Aufgaben und Übungen:
**a)** Bearbeite den Textauszug zum Kreislauf des Kapitals: Gib ihn ab der Stelle mit „Wenn alles gut“ wieder und ende nach „so darstellen: G-W-G’.“. Ersetze dabei „Unternehmer“ durch „Kapitalist“.
**b)** Knüpfe an den Textauszug zum Kreislauf des Kapitals an und führe ihn nach seinem letzten Satz weiter.

Diese ist aber nur möglich durch die Produktion von Mehrwert, d.h. durch die Ausbeutung von Lohnabhängigen. Die so produzierten Waren aber müssen verkauft werden, da nur auf dem Markt der produzierte Mehrwert realisiert, d.h. zu Geld gemacht, werden kann. Die Produktion von Waren macht vom kapitalistischen Standpunkt aus nur Sinn, wenn sich diese mit Profit verkaufen lassen. Wir können also zwischen der Produktion des Mehrwerts und seiner Realisierung unterscheiden. Die Realisierung schafft keine neuen Werte, es handelt sich dabei nur um den Besitzerwechsel von Ware und Geld. In der Essenz können wir uns den Kreislauf des Kapitals also folgendermaßen vorstellen: Kapital (in Form von Geld) wird in den Produktionsprozess investiert. Das Geld wird für Maschinen, Rohstoffe, Arbeitskräfte, Werksgebäude, etc. ausgegeben. Das Kapital tritt nunmehr nicht als Geld auf, sondern ist quasi „gebunden“ in der Produktion. Erst beim Verkauf der produzierten Waren kann das Kapital zurück in Geld verwandelt werden.
Wenn alles gut geht, d.h. die Waren etwa zu ihrem Wert verkauft werden, kann der im Warenwert enthaltene Mehrwert zu Geld gemacht (realisiert) werden. Dann ist der Zweck der kapitalistischen Produktion erfüllt: Am Ende hat der Unternehmer mehr Geld als am Anfang. Sein Kapital hat sich vermehrt. Diesen Kreislauf der kapitalistischen Produktion könnte man kurz so zusammenfassen: Geld wird in die Produktion investiert und verliert dadurch seine Geldform. Die fertigen Endprodukte werden schließlich durch ihren Verkauf zurück in Geld verwandelt. Dieser Umlaufprozess des Kapitals (die Zirkulation des Kapitals) lässt sich kurz so darstellen: G-W-G’.

Datenabschnitt:
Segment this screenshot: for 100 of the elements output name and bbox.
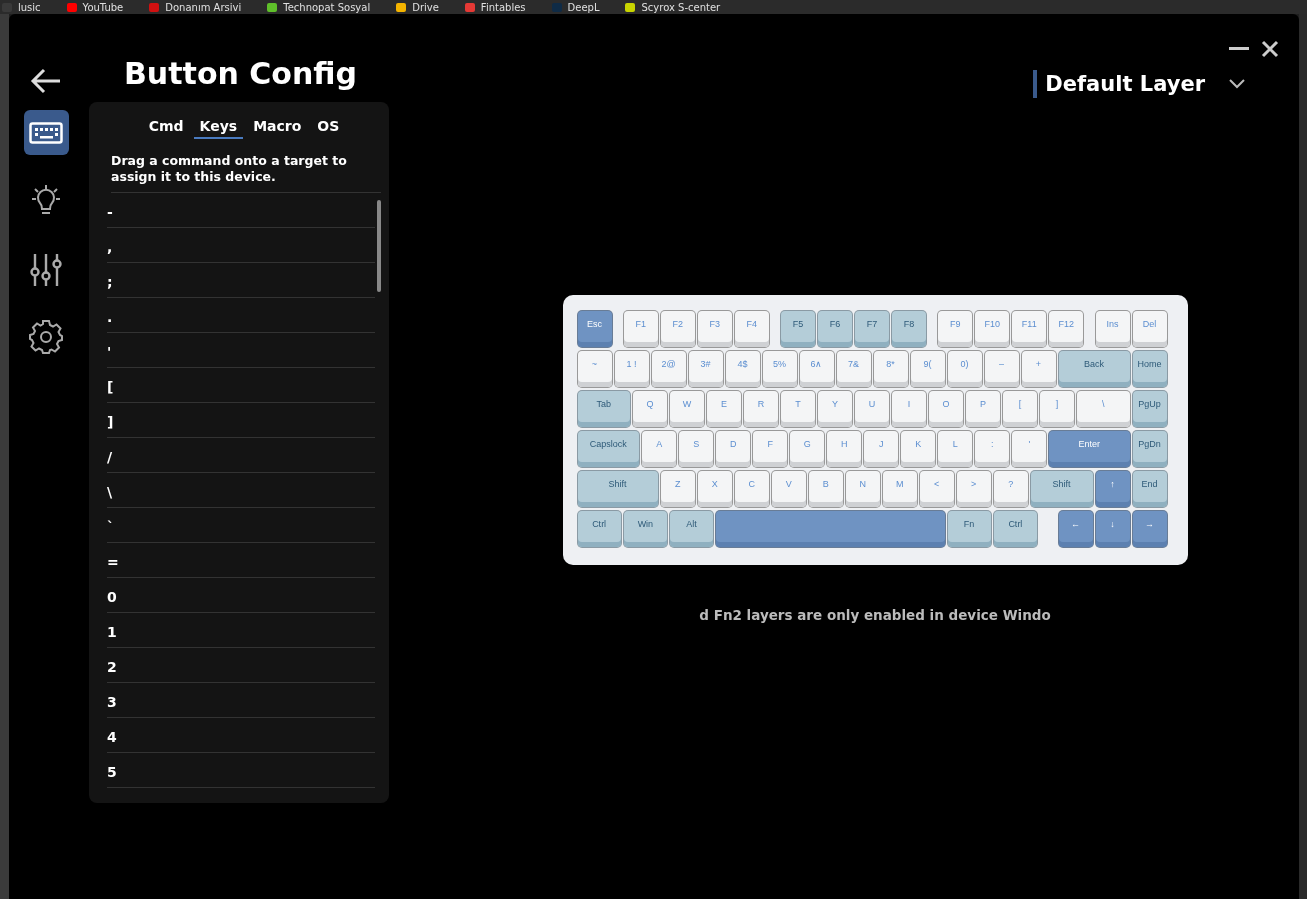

Lösungen zur Übung:
**a)**
Wenn alles gut geht, d.h. die Waren etwa zu ihrem Wert verkauft werden, kann der im Warenwert enthaltene Mehrwert zu Geld gemacht (realisiert) werden. Dann ist der Zweck der kapitalistischen Produktion erfüllt: Am Ende hat der Kapitalist mehr Geld als am Anfang. Sein Kapital hat sich vermehrt. Diesen Kreislauf der kapitalistischen Produktion könnte man kurz so zusammenfassen: Geld wird in die Produktion investiert und verliert dadurch seine Geldform. Die fertigen Endprodukte werden schließlich durch ihren Verkauf zurück in Geld verwandelt. Dieser Umlaufprozess des Kapitals (die Zirkulation des Kapitals) lässt sich kurz so darstellen: G-W-G’.

**b)**
Der Sinn und Zweck der kapitalistischen Produktion ist erfüllt, wenn G’ größer als G ist. Dies ist nur durch Ausbeutung von Lohnarbeit möglich, d.h. dadurch, dass durch Löhne und Gehälter die Arbeitskräfte bezahlt werden und nicht die von ihnen produzierten Waren. Im engeren Sinne bezeichnet der Begriff der Zirkulation nur den Aufenthalt des Kapitals auf dem Waren- und Arbeitsmarkt, d.h. in der eigentlichen Zirkulationssphäre.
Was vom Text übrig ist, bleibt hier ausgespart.